> **Records for the exercise**:
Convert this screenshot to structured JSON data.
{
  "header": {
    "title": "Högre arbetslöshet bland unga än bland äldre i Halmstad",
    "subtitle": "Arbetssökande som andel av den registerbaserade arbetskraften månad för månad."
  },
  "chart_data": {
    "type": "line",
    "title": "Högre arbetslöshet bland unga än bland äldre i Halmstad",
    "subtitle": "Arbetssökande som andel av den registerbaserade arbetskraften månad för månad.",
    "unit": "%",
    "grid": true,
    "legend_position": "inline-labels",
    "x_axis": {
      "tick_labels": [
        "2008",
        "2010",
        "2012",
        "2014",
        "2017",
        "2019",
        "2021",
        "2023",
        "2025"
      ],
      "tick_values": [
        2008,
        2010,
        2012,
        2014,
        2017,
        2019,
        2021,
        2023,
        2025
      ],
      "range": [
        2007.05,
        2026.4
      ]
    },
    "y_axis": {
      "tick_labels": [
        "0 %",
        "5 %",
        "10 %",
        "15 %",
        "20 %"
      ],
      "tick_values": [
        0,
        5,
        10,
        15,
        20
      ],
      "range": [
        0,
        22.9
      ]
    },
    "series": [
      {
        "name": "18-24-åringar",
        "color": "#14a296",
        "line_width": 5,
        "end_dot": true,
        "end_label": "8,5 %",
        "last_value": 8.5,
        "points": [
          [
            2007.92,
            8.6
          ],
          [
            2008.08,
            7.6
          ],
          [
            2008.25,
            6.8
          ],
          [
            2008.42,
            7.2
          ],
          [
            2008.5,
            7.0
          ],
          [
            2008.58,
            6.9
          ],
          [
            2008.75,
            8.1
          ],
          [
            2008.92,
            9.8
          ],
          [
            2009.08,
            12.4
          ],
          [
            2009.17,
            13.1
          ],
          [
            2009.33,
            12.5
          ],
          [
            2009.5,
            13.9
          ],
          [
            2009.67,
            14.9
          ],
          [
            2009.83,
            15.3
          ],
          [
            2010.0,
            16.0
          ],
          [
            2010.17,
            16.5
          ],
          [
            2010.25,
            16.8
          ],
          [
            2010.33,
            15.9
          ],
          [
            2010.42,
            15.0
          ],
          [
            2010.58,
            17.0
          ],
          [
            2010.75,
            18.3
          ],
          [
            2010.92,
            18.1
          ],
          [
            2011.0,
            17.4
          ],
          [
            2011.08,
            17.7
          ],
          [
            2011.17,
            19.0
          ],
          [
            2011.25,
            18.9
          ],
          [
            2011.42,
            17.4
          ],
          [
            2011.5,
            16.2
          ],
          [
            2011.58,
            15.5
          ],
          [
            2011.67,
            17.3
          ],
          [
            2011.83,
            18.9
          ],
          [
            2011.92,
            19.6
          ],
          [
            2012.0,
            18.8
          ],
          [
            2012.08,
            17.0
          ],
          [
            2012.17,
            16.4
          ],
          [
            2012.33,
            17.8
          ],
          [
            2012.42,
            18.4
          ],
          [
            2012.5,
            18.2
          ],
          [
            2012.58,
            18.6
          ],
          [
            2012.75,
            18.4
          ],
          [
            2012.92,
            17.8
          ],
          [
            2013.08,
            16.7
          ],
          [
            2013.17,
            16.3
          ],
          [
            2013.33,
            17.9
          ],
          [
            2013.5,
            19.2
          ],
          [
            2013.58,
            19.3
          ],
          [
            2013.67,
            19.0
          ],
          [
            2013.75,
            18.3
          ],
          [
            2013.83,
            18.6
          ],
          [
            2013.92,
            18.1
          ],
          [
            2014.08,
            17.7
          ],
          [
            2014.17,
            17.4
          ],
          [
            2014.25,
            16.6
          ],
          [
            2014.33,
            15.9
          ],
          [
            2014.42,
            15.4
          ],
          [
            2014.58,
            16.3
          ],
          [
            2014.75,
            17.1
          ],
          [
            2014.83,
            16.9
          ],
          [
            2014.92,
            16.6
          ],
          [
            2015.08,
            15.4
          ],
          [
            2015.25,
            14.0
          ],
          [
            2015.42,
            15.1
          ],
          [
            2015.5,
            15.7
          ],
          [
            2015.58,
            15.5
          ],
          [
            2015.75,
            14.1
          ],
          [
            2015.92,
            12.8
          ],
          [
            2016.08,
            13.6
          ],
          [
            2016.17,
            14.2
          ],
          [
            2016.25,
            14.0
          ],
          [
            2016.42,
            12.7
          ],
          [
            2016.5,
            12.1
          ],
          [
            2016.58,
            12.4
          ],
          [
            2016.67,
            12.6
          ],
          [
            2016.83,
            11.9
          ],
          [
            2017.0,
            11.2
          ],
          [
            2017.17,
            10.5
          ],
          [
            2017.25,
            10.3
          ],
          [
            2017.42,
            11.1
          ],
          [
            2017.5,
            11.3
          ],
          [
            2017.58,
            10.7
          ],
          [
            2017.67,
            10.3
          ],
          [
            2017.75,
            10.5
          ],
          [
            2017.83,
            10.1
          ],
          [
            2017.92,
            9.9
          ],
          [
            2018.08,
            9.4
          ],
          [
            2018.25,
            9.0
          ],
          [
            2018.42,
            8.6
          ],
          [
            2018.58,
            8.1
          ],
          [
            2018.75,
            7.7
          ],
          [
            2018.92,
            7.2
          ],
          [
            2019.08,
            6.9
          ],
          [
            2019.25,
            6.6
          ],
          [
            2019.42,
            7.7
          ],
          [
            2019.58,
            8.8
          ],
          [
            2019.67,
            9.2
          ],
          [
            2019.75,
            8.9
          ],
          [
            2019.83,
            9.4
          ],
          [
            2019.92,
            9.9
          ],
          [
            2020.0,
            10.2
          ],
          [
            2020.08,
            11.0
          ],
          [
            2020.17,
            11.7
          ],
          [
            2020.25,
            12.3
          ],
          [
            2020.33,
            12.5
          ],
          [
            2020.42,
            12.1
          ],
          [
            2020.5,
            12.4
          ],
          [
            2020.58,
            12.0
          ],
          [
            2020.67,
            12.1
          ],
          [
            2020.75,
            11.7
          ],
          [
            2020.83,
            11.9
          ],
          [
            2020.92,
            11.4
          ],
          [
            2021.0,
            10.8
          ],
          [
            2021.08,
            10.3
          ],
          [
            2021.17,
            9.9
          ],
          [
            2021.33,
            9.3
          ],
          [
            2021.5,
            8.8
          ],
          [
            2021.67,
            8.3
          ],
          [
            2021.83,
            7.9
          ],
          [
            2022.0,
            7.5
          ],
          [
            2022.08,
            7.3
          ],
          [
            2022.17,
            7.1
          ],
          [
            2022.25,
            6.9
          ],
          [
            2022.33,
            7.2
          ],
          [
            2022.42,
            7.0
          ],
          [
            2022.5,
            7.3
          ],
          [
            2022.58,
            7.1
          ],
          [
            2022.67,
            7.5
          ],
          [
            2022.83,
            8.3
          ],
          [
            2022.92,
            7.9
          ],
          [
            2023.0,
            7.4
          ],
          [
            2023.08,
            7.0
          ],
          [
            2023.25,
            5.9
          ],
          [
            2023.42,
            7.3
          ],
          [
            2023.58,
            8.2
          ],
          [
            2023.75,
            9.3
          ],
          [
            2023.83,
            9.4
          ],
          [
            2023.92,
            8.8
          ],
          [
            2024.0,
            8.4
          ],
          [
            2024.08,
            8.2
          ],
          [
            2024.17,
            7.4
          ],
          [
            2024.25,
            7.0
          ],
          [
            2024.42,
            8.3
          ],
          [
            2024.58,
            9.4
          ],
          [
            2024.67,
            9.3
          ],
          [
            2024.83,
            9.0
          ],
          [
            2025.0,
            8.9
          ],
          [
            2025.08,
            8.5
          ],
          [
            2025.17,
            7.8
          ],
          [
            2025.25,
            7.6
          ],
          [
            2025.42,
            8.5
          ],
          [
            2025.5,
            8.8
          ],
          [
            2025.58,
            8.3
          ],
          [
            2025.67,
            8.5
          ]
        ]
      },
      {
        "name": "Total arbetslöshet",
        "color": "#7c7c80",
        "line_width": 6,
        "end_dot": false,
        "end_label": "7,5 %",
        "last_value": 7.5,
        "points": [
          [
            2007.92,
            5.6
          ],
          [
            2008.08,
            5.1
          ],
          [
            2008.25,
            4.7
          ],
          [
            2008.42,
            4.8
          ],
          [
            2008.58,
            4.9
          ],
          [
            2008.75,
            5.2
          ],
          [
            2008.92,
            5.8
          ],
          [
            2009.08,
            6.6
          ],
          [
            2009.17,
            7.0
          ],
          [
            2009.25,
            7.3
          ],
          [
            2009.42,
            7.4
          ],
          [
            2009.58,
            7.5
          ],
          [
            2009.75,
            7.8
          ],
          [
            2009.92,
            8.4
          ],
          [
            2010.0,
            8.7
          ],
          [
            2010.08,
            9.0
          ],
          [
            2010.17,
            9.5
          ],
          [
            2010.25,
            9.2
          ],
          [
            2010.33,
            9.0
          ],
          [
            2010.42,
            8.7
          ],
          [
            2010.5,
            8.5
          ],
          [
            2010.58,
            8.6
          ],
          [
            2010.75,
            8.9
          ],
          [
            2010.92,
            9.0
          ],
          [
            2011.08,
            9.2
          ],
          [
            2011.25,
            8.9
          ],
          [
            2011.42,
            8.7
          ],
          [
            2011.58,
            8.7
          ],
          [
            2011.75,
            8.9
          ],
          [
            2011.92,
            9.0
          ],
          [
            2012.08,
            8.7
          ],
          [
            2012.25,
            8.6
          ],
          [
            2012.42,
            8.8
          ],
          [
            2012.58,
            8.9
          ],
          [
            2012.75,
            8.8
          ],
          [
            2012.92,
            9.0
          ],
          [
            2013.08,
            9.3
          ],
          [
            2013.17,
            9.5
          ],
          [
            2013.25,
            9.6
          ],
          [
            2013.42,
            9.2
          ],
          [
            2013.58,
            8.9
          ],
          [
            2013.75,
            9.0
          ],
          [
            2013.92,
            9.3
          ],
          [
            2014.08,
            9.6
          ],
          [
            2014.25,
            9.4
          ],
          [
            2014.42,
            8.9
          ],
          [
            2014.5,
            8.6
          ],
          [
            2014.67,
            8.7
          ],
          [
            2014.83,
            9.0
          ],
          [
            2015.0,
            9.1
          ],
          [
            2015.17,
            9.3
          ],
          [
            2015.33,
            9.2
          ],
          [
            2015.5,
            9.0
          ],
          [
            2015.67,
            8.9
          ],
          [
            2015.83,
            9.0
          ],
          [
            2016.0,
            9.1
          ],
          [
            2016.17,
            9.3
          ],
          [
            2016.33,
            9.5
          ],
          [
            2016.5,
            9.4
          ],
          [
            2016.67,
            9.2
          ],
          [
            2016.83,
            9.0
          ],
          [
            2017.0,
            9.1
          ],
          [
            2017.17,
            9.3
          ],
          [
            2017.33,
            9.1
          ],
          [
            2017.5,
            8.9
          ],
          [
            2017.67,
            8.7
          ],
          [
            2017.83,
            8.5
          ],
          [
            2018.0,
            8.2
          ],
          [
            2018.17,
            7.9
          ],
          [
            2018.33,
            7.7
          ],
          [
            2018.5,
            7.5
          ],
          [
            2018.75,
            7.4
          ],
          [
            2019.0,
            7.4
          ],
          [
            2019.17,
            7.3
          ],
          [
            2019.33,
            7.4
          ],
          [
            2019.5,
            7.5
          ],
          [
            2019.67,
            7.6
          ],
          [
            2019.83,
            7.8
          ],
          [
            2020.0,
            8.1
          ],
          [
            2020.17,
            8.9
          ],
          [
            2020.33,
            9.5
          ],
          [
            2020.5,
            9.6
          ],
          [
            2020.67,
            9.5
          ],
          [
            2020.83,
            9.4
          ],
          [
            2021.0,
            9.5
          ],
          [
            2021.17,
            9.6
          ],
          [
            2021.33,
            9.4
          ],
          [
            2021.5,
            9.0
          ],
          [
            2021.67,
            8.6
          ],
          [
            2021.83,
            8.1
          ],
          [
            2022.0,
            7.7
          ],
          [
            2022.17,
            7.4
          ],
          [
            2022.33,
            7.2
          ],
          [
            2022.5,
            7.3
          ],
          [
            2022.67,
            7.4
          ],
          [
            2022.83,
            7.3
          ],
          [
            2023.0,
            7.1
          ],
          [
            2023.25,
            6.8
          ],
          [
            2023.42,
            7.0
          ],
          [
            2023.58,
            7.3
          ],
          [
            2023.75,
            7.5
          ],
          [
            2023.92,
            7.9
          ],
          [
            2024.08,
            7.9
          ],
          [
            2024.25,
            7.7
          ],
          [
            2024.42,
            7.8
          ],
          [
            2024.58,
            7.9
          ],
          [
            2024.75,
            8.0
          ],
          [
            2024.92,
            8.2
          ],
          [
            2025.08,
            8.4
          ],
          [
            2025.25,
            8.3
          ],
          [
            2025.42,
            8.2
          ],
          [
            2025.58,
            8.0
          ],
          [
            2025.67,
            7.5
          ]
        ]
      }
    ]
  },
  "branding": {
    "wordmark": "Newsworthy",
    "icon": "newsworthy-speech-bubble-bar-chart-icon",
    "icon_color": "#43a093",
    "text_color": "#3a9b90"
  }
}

> **Directions**: Show, from the material above, each line that includes the string "andel".

> **Reply to the exercise**:
    "subtitle": "Arbetssökande som andel av den registerbaserade arbetskraften månad för månad."
    "subtitle": "Arbetssökande som andel av den registerbaserade arbetskraften månad för månad.",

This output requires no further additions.